Short task:
Check each line of the listing below for the string "JSON", and copy the ones that have it.
** Begin **
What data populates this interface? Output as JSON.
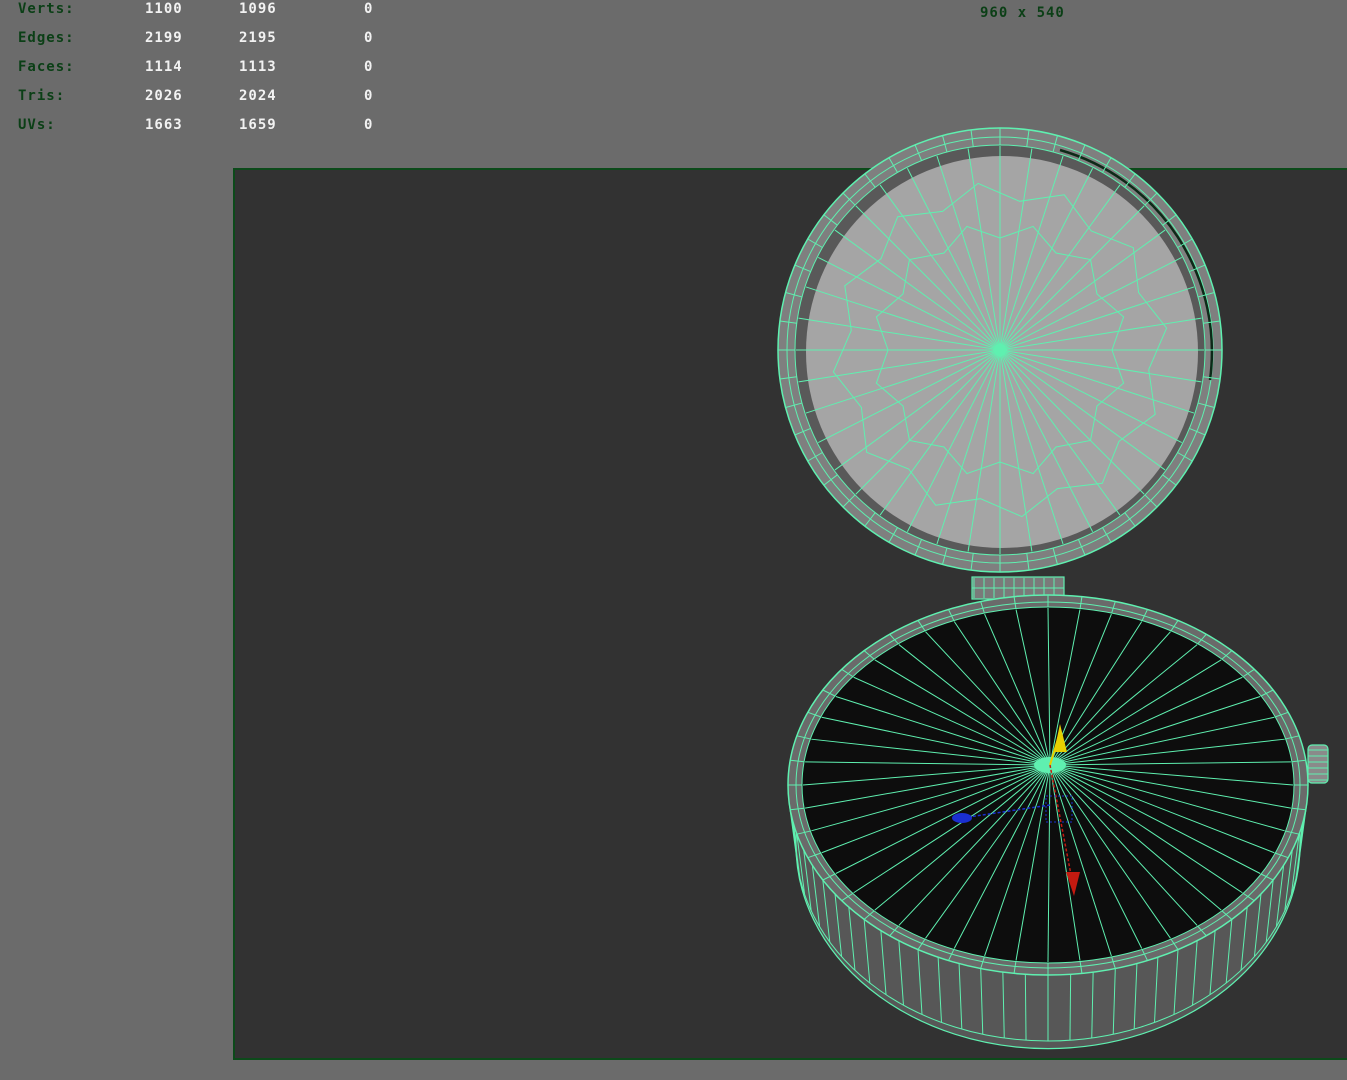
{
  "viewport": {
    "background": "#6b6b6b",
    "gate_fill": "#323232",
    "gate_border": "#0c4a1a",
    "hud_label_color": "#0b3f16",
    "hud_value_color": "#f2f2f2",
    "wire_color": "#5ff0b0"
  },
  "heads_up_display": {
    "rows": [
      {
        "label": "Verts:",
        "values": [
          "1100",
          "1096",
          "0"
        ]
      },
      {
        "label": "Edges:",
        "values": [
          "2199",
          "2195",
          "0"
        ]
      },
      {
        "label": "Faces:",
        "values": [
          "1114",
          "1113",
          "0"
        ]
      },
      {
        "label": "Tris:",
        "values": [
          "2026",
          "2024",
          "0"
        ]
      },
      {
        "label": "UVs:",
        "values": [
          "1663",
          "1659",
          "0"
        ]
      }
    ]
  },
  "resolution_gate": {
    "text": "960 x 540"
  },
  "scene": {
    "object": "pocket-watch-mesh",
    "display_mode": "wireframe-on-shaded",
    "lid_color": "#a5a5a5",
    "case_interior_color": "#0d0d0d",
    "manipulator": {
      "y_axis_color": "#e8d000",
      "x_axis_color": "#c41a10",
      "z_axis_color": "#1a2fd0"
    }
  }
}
** End **
** Begin **
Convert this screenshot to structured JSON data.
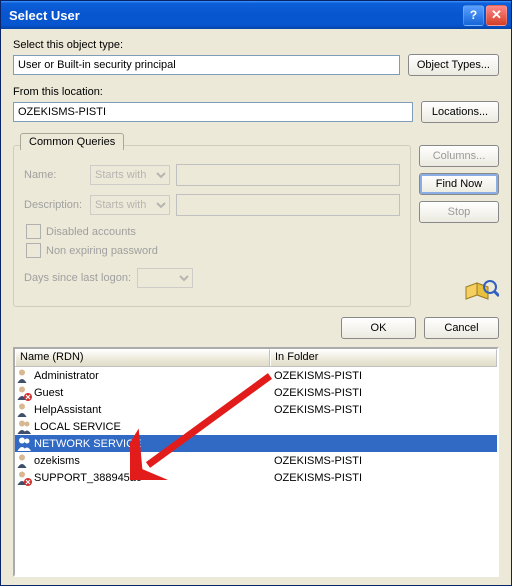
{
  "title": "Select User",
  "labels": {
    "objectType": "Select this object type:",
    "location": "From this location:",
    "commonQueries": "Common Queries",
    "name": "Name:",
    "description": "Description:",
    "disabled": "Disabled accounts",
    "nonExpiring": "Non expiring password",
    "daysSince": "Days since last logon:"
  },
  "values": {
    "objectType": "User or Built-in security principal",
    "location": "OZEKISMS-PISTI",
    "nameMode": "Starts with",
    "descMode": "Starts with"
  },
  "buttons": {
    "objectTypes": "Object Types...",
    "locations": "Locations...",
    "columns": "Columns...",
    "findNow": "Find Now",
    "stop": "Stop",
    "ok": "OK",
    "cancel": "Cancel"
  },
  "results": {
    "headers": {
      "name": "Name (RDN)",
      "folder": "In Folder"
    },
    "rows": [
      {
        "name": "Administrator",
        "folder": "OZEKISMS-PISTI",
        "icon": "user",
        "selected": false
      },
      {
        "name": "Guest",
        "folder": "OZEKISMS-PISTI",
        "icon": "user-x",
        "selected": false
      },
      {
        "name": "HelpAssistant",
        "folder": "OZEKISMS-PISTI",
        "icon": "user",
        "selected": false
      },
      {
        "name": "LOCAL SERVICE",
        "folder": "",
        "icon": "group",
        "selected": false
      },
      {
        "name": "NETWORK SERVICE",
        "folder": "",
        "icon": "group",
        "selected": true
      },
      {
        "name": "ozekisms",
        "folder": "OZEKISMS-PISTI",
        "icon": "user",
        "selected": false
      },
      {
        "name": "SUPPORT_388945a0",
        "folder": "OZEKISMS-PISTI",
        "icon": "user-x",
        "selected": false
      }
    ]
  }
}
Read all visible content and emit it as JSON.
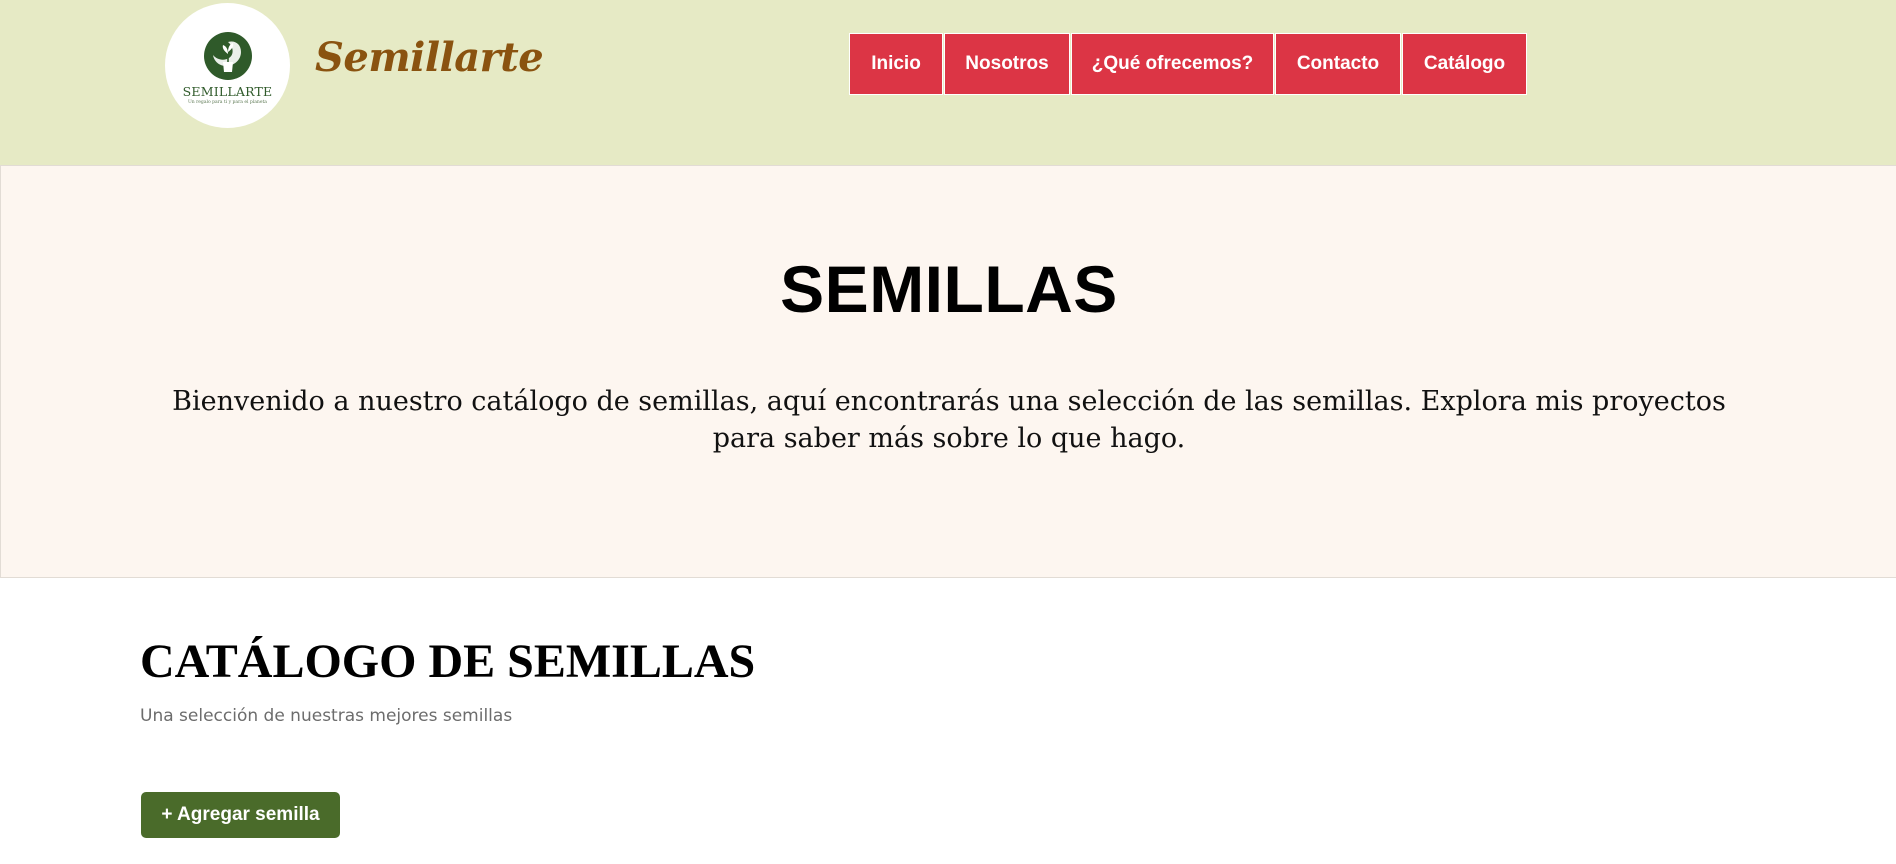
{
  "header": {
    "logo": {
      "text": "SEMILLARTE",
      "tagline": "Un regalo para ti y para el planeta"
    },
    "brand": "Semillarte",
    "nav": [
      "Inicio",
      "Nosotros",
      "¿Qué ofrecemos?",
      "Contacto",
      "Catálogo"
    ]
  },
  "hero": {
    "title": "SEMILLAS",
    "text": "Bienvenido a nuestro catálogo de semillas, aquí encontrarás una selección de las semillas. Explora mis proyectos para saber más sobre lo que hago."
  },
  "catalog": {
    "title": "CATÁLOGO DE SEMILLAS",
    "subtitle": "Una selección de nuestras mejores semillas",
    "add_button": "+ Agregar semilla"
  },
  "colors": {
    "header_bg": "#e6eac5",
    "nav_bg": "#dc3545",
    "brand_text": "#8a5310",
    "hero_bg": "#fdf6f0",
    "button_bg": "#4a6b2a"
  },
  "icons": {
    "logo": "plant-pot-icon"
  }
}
** End **
Task response:
What data populates this interface? Output as JSON.
Convert this screenshot to structured JSON data.
Read all visible content and emit it as JSON.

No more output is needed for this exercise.